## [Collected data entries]
►
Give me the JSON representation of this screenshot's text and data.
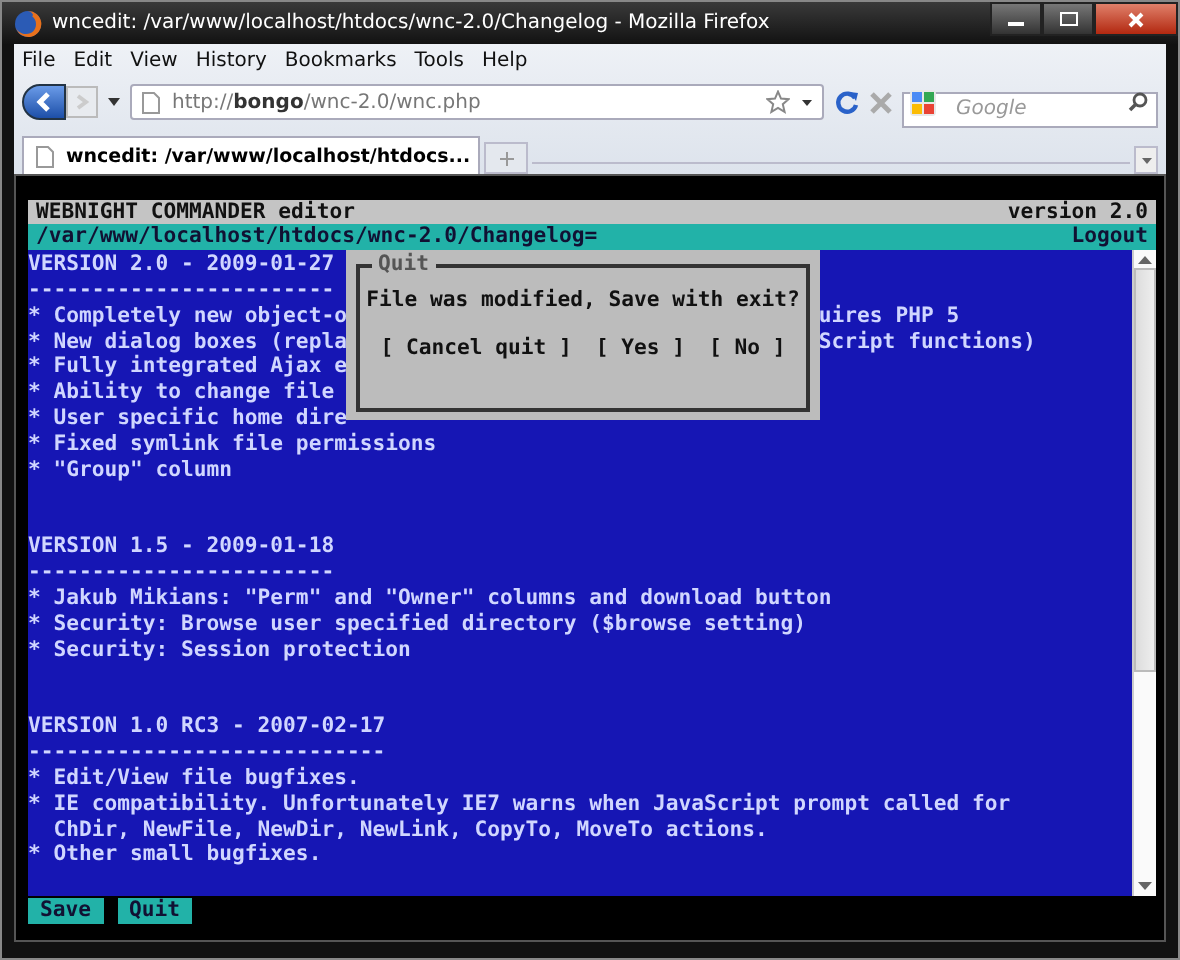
{
  "window": {
    "title": "wncedit: /var/www/localhost/htdocs/wnc-2.0/Changelog - Mozilla Firefox"
  },
  "menu": [
    "File",
    "Edit",
    "View",
    "History",
    "Bookmarks",
    "Tools",
    "Help"
  ],
  "address": {
    "value": "http://**bongo**/wnc-2.0/wnc.php"
  },
  "search": {
    "placeholder": "Google"
  },
  "tabs": [
    {
      "label": "wncedit: /var/www/localhost/htdocs...",
      "selected": true
    }
  ],
  "app": {
    "title": "WEBNIGHT COMMANDER editor",
    "version": "version 2.0",
    "path": "/var/www/localhost/htdocs/wnc-2.0/Changelog=",
    "logout": "Logout"
  },
  "sections": [
    {
      "heading": "VERSION 2.0 - 2009-01-27",
      "rule": "------------------------",
      "lines": [
        {
          "text": "* Completely new object-o",
          "tail": "uires PHP 5"
        },
        {
          "text": "* New dialog boxes (repla",
          "tail": "Script functions)"
        },
        {
          "text": "* Fully integrated Ajax e"
        },
        {
          "text": "* Ability to change file"
        },
        {
          "text": "* User specific home dire"
        },
        {
          "text": "* Fixed symlink file permissions"
        },
        {
          "text": "* \"Group\" column"
        }
      ]
    },
    {
      "heading": "VERSION 1.5 - 2009-01-18",
      "rule": "------------------------",
      "lines": [
        {
          "text": "* Jakub Mikians: \"Perm\" and \"Owner\" columns and download button"
        },
        {
          "text": "* Security: Browse user specified directory ($browse setting)"
        },
        {
          "text": "* Security: Session protection"
        }
      ]
    },
    {
      "heading": "VERSION 1.0 RC3 - 2007-02-17",
      "rule": "----------------------------",
      "lines": [
        {
          "text": "* Edit/View file bugfixes."
        },
        {
          "text": "* IE compatibility. Unfortunately IE7 warns when JavaScript prompt called for"
        },
        {
          "text": "  ChDir, NewFile, NewDir, NewLink, CopyTo, MoveTo actions."
        },
        {
          "text": "* Other small bugfixes."
        }
      ]
    }
  ],
  "dialog": {
    "title": "Quit",
    "message": "File was modified, Save with exit?",
    "buttons": [
      "[ Cancel quit ]",
      "[ Yes ]",
      "[ No ]"
    ]
  },
  "actions": [
    "Save",
    "Quit"
  ]
}
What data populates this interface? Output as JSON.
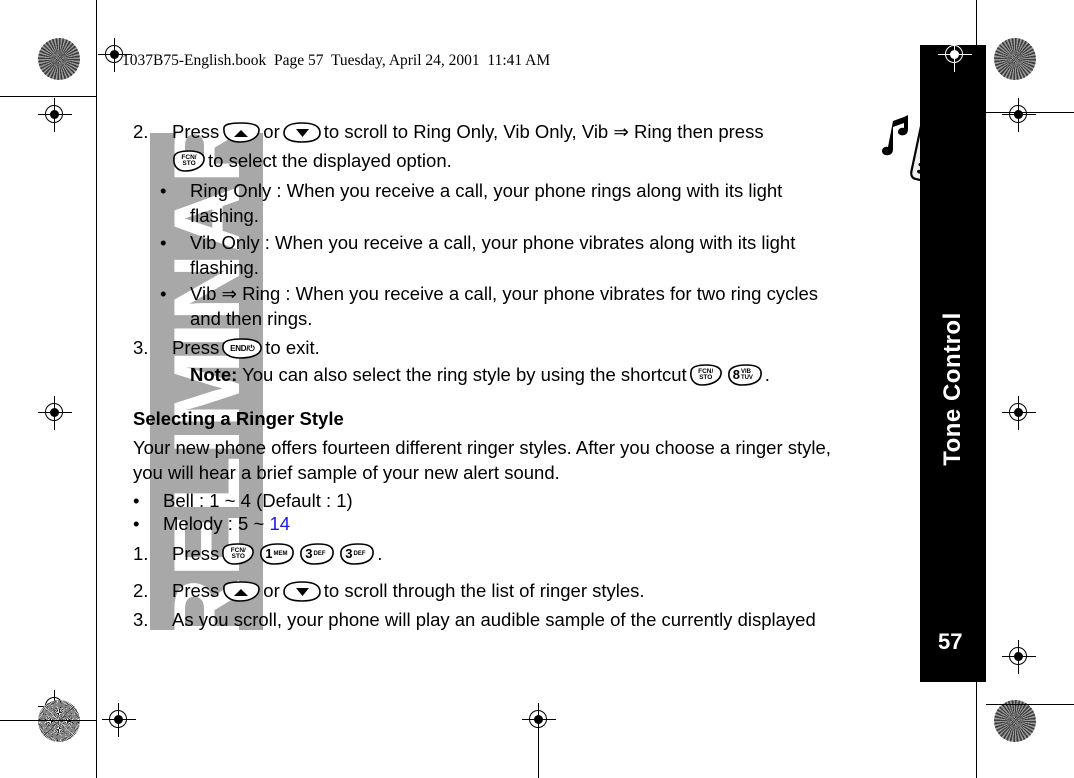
{
  "header": {
    "file_line": "1037B75-English.book  Page 57  Tuesday, April 24, 2001  11:41 AM"
  },
  "watermark": {
    "text": "PRELIMINARY",
    "color": "#a8a8a8"
  },
  "sidebar": {
    "tab_label": "Tone Control",
    "page_number": "57",
    "background": "#000000"
  },
  "keys": {
    "fcn_line1": "FCN/",
    "fcn_line2": "STO",
    "end": "END/⏻",
    "digit_1_num": "1",
    "digit_1_sub": "MEM",
    "digit_3_num": "3",
    "digit_3_sub": "DEF",
    "digit_8_num": "8",
    "digit_8_sub1": "VIB",
    "digit_8_sub2": "TUV"
  },
  "body": {
    "step2_num": "2.",
    "step2_part1": "Press",
    "step2_part2": "or",
    "step2_part3": "to scroll to Ring Only, Vib Only, Vib ⇒ Ring then press",
    "step2_line2": "to select the displayed option.",
    "bullet_marker": "•",
    "b1_line1": "Ring Only : When you receive a call, your phone rings along with its light",
    "b1_line2": "flashing.",
    "b2_line1": "Vib Only : When you receive a call, your phone vibrates along with its light",
    "b2_line2": "flashing.",
    "b3_line1": "Vib ⇒ Ring : When you receive a call, your phone vibrates for two ring cycles",
    "b3_line2": "and then rings.",
    "step3_num": "3.",
    "step3_part1": "Press",
    "step3_part2": "to exit.",
    "note_label": "Note:",
    "note_text1": "You can also select the ring style by using the shortcut",
    "note_text2": ".",
    "section_title": "Selecting a Ringer Style",
    "para_line1": "Your new phone offers fourteen different ringer styles. After you choose a ringer style,",
    "para_line2": "you will hear a brief sample of your new alert sound.",
    "bell_line": "Bell : 1 ~ 4 (Default : 1)",
    "melody_prefix": "Melody : 5 ~ ",
    "melody_value": "14",
    "melody_value_color": "#1a1ae6",
    "s1_num": "1.",
    "s1_text": "Press",
    "s1_period": ".",
    "s2_num": "2.",
    "s2_part1": "Press",
    "s2_part2": "or",
    "s2_part3": "to scroll through the list of ringer styles.",
    "s3_num": "3.",
    "s3_text": "As you scroll, your phone will play an audible sample of the currently displayed"
  }
}
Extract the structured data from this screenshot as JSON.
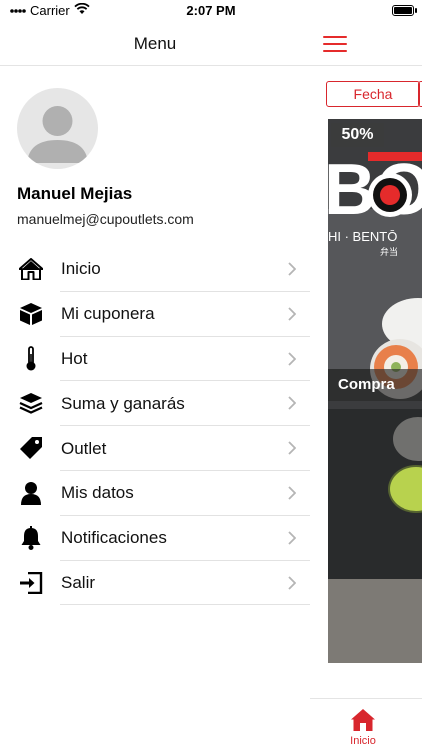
{
  "status_bar": {
    "carrier": "Carrier",
    "time": "2:07 PM"
  },
  "drawer": {
    "title": "Menu",
    "user": {
      "name": "Manuel Mejias",
      "email": "manuelmej@cupoutlets.com"
    },
    "items": [
      {
        "label": "Inicio",
        "icon": "home-icon"
      },
      {
        "label": "Mi cuponera",
        "icon": "box-icon"
      },
      {
        "label": "Hot",
        "icon": "thermometer-icon"
      },
      {
        "label": "Suma y ganarás",
        "icon": "layers-icon"
      },
      {
        "label": "Outlet",
        "icon": "tag-icon"
      },
      {
        "label": "Mis datos",
        "icon": "user-icon"
      },
      {
        "label": "Notificaciones",
        "icon": "bell-icon"
      },
      {
        "label": "Salir",
        "icon": "sign-out-icon"
      }
    ]
  },
  "background_screen": {
    "filter_tab": "Fecha",
    "promo": {
      "discount": "50%",
      "caption": "Compra",
      "logo_text": "HI · BENTŌ",
      "logo_sub": "弁当"
    },
    "tab_bar": {
      "home_label": "Inicio"
    }
  },
  "colors": {
    "accent": "#d8262d",
    "divider": "#e2e2e2"
  }
}
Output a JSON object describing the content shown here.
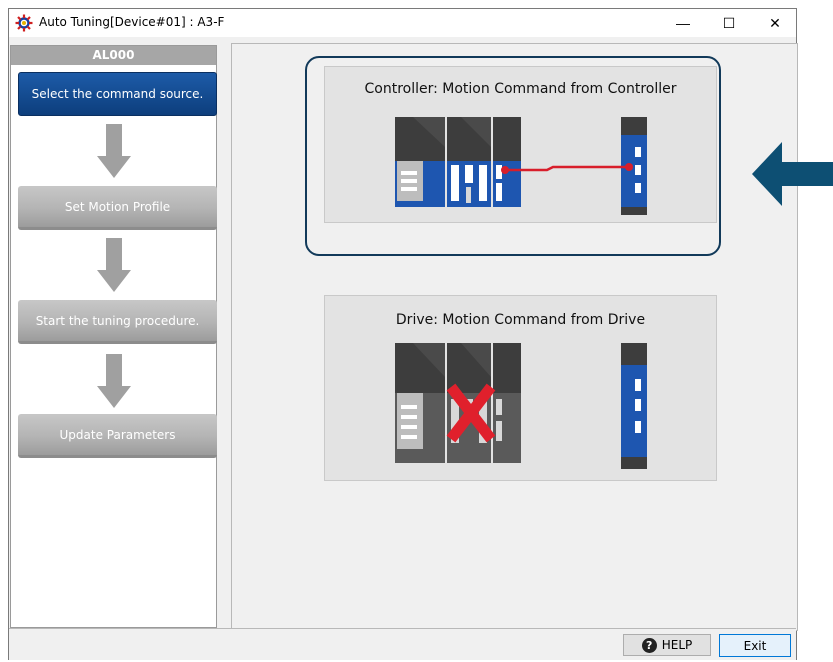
{
  "window": {
    "title": "Auto Tuning[Device#01] : A3-F",
    "controls": {
      "minimize": "—",
      "maximize": "☐",
      "close": "✕"
    }
  },
  "sidebar": {
    "alarm_code": "AL000",
    "steps": [
      {
        "label": "Select the command source.",
        "state": "active"
      },
      {
        "label": "Set Motion Profile",
        "state": "inactive"
      },
      {
        "label": "Start the tuning procedure.",
        "state": "inactive"
      },
      {
        "label": "Update Parameters",
        "state": "inactive"
      }
    ]
  },
  "options": {
    "controller": {
      "title": "Controller: Motion Command from Controller",
      "selected": true
    },
    "drive": {
      "title": "Drive: Motion Command from Drive",
      "selected": false
    }
  },
  "footer": {
    "help_label": "HELP",
    "exit_label": "Exit"
  },
  "colors": {
    "accent": "#0d3e7c",
    "highlight_border": "#123a5a",
    "pointer_arrow": "#0d4f73",
    "connector_red": "#d81e2b",
    "module_blue": "#1e56b0"
  },
  "icons": [
    "app-gear-icon",
    "help-icon",
    "down-arrow-icon",
    "left-pointer-arrow-icon"
  ]
}
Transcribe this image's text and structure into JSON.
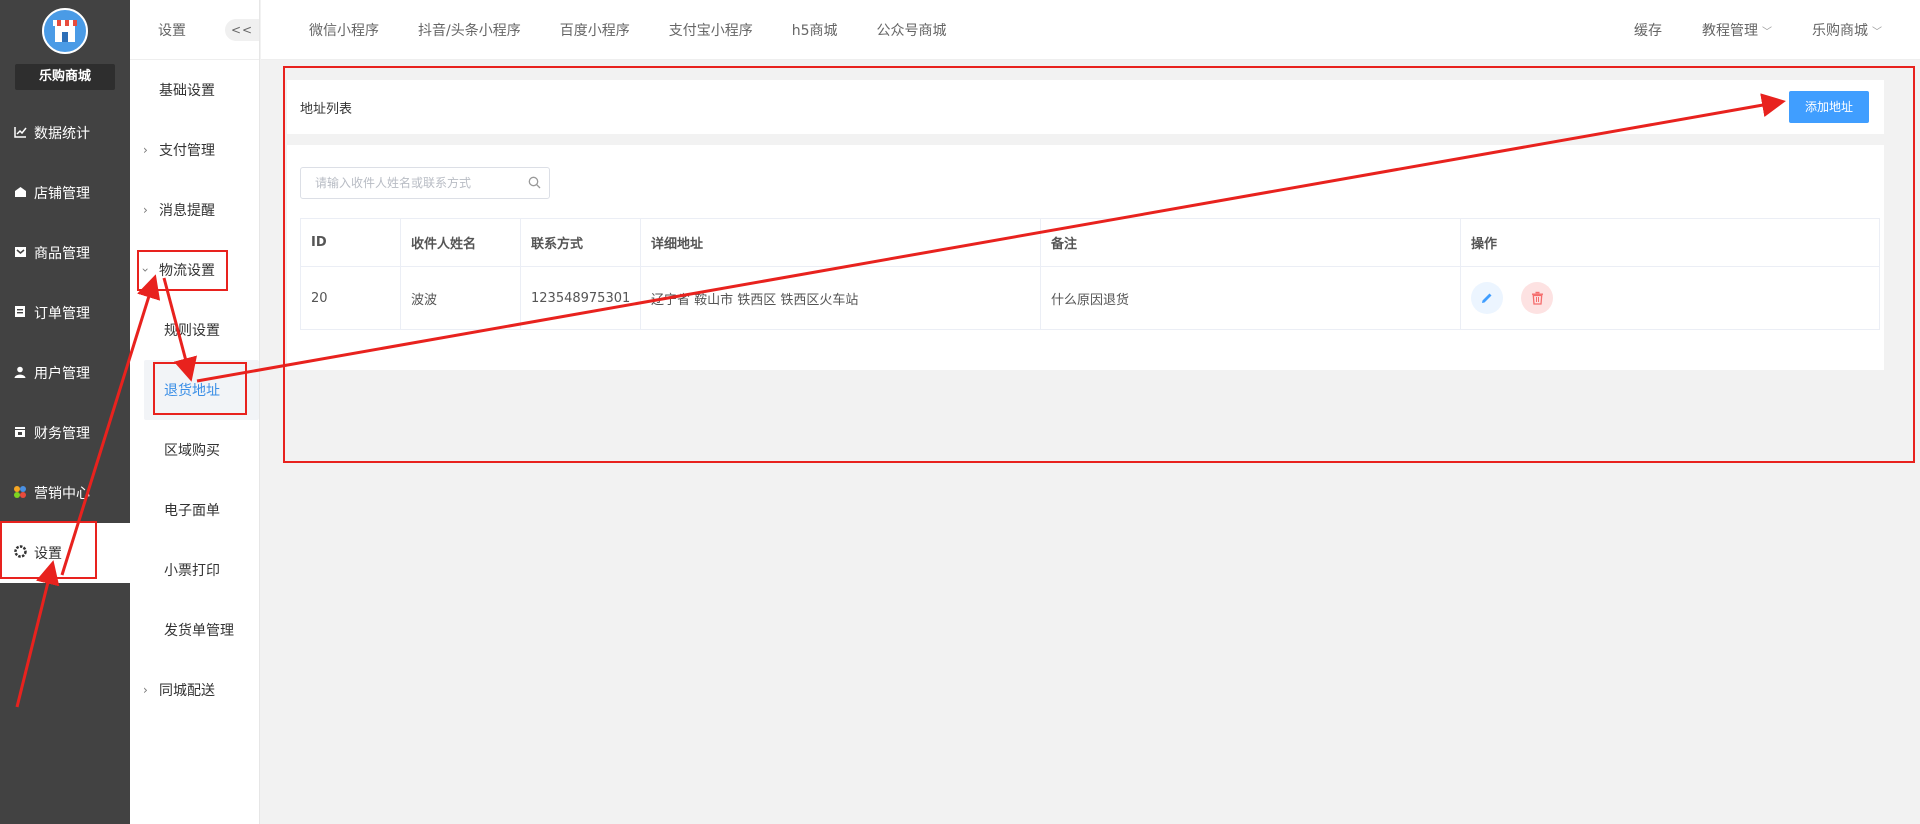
{
  "brand": {
    "name": "乐购商城"
  },
  "sidebar": {
    "items": [
      {
        "label": "数据统计",
        "icon": "chart-line-icon"
      },
      {
        "label": "店铺管理",
        "icon": "store-icon"
      },
      {
        "label": "商品管理",
        "icon": "product-icon"
      },
      {
        "label": "订单管理",
        "icon": "order-icon"
      },
      {
        "label": "用户管理",
        "icon": "user-icon"
      },
      {
        "label": "财务管理",
        "icon": "finance-icon"
      },
      {
        "label": "营销中心",
        "icon": "marketing-icon"
      },
      {
        "label": "设置",
        "icon": "gear-icon"
      }
    ]
  },
  "submenu": {
    "title": "设置",
    "collapse": "<<",
    "items": [
      {
        "label": "基础设置"
      },
      {
        "label": "支付管理"
      },
      {
        "label": "消息提醒"
      },
      {
        "label": "物流设置"
      },
      {
        "label": "规则设置"
      },
      {
        "label": "退货地址"
      },
      {
        "label": "区域购买"
      },
      {
        "label": "电子面单"
      },
      {
        "label": "小票打印"
      },
      {
        "label": "发货单管理"
      },
      {
        "label": "同城配送"
      }
    ]
  },
  "topnav": {
    "tabs": [
      "微信小程序",
      "抖音/头条小程序",
      "百度小程序",
      "支付宝小程序",
      "h5商城",
      "公众号商城"
    ],
    "right": [
      "缓存",
      "教程管理",
      "乐购商城"
    ]
  },
  "panel": {
    "title": "地址列表",
    "add_button": "添加地址",
    "search_placeholder": "请输入收件人姓名或联系方式"
  },
  "table": {
    "headers": [
      "ID",
      "收件人姓名",
      "联系方式",
      "详细地址",
      "备注",
      "操作"
    ],
    "rows": [
      {
        "id": "20",
        "name": "波波",
        "phone": "123548975301",
        "address": "辽宁省 鞍山市 铁西区 铁西区火车站",
        "remark": "什么原因退货"
      }
    ]
  },
  "colors": {
    "primary": "#409eff",
    "sidebar": "#424242",
    "annotation": "#e8221e"
  }
}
◄
## [DIRECTIVE]
Report how many lines of the records above contain the word "will", giving only the number.

## [RESULT]
2